[Dataset entries]
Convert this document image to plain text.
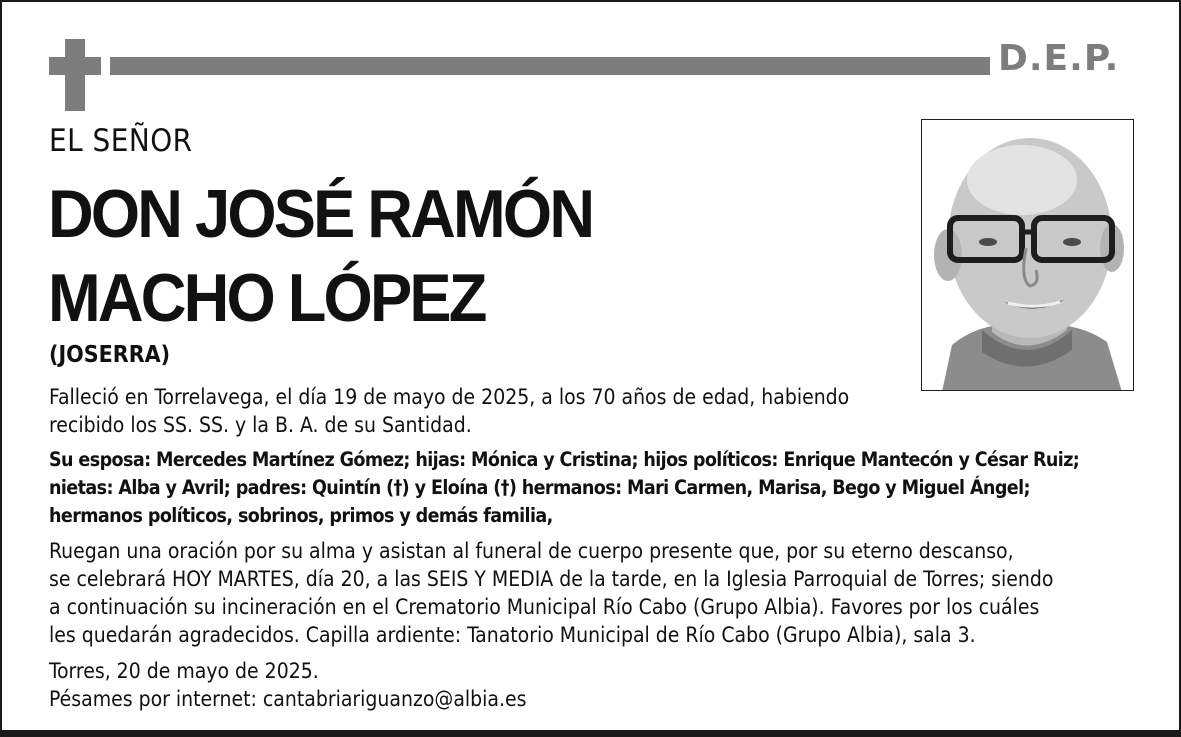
D.E.P.
EL SEÑOR
DON JOSÉ RAMÓN
MACHO LÓPEZ
(JOSERRA)
Falleció en Torrelavega, el día 19 de mayo de 2025, a los 70 años de edad, habiendo
recibido los SS. SS. y la B. A. de su Santidad.
Su esposa: Mercedes Martínez Gómez; hijas: Mónica y Cristina; hijos políticos: Enrique Mantecón y César Ruiz;
nietas: Alba y Avril; padres: Quintín (†) y Eloína (†) hermanos: Mari Carmen, Marisa, Bego y Miguel Ángel;
hermanos políticos, sobrinos, primos y demás familia,
Ruegan una oración por su alma y asistan al funeral de cuerpo presente que, por su eterno descanso,
se celebrará HOY MARTES, día 20, a las SEIS Y MEDIA de la tarde, en la Iglesia Parroquial de Torres; siendo
a continuación su incineración en el Crematorio Municipal Río Cabo (Grupo Albia). Favores por los cuáles
les quedarán agradecidos. Capilla ardiente: Tanatorio Municipal de Río Cabo (Grupo Albia), sala 3.
Torres, 20 de mayo de 2025.
Pésames por internet: cantabriariguanzo@albia.es
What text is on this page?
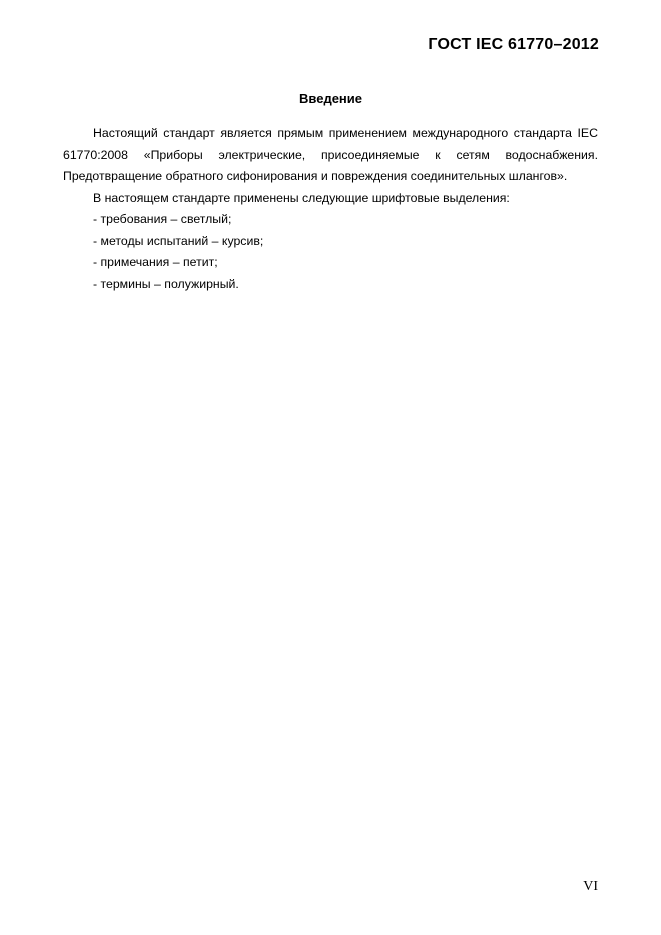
ГОСТ IEC 61770–2012
Введение

Настоящий стандарт является прямым применением международного стандарта IEC 61770:2008 «Приборы электрические, присоединяемые к сетям водоснабжения. Предотвращение обратного сифонирования и повреждения соединительных шлангов».

В настоящем стандарте применены следующие шрифтовые выделения:

- требования – светлый;

- методы испытаний – курсив;

- примечания – петит;

- термины – полужирный.

VI
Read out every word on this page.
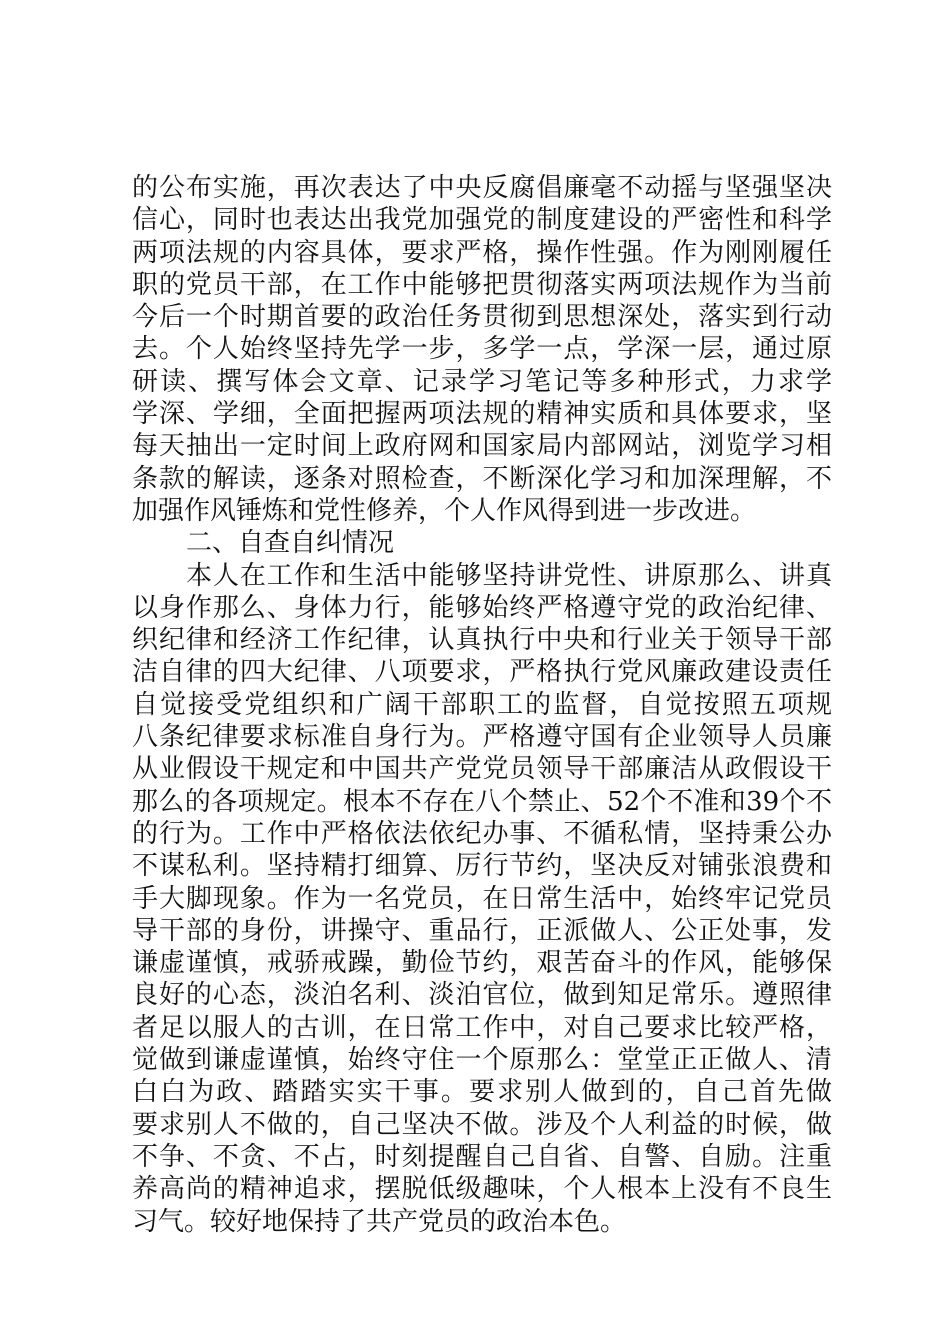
的公布实施，再次表达了中央反腐倡廉毫不动摇与坚强坚决
信心，同时也表达出我党加强党的制度建设的严密性和科学
两项法规的内容具体，要求严格，操作性强。作为刚刚履任
职的党员干部，在工作中能够把贯彻落实两项法规作为当前
今后一个时期首要的政治任务贯彻到思想深处，落实到行动
去。个人始终坚持先学一步，多学一点，学深一层，通过原
研读、撰写体会文章、记录学习笔记等多种形式，力求学
学深、学细，全面把握两项法规的精神实质和具体要求，坚
每天抽出一定时间上政府网和国家局内部网站，浏览学习相
条款的解读，逐条对照检查，不断深化学习和加深理解，不
加强作风锤炼和党性修养，个人作风得到进一步改进。
二、自查自纠情况
本人在工作和生活中能够坚持讲党性、讲原那么、讲真
以身作那么、身体力行，能够始终严格遵守党的政治纪律、
织纪律和经济工作纪律，认真执行中央和行业关于领导干部
洁自律的四大纪律、八项要求，严格执行党风廉政建设责任
自觉接受党组织和广阔干部职工的监督，自觉按照五项规
八条纪律要求标准自身行为。严格遵守国有企业领导人员廉
从业假设干规定和中国共产党党员领导干部廉洁从政假设干
那么的各项规定。根本不存在八个禁止、52个不准和39个不
的行为。工作中严格依法依纪办事、不循私情，坚持秉公办
不谋私利。坚持精打细算、厉行节约，坚决反对铺张浪费和
手大脚现象。作为一名党员，在日常生活中，始终牢记党员
导干部的身份，讲操守、重品行，正派做人、公正处事，发
谦虚谨慎，戒骄戒躁，勤俭节约，艰苦奋斗的作风，能够保
良好的心态，淡泊名利、淡泊官位，做到知足常乐。遵照律
者足以服人的古训，在日常工作中，对自己要求比较严格，
觉做到谦虚谨慎，始终守住一个原那么：堂堂正正做人、清
白白为政、踏踏实实干事。要求别人做到的，自己首先做
要求别人不做的，自己坚决不做。涉及个人利益的时候，做
不争、不贪、不占，时刻提醒自己自省、自警、自励。注重
养高尚的精神追求，摆脱低级趣味，个人根本上没有不良生
习气。较好地保持了共产党员的政治本色。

EXERCISE PROMPT
Copy all lines of the listing above that contain the string "Grupo".

TASK SOLUTION
a continuación su incineración en el Crematorio Municipal Río Cabo (Grupo Albia). Favores por los cuáles
les quedarán agradecidos. Capilla ardiente: Tanatorio Municipal de Río Cabo (Grupo Albia), sala 3.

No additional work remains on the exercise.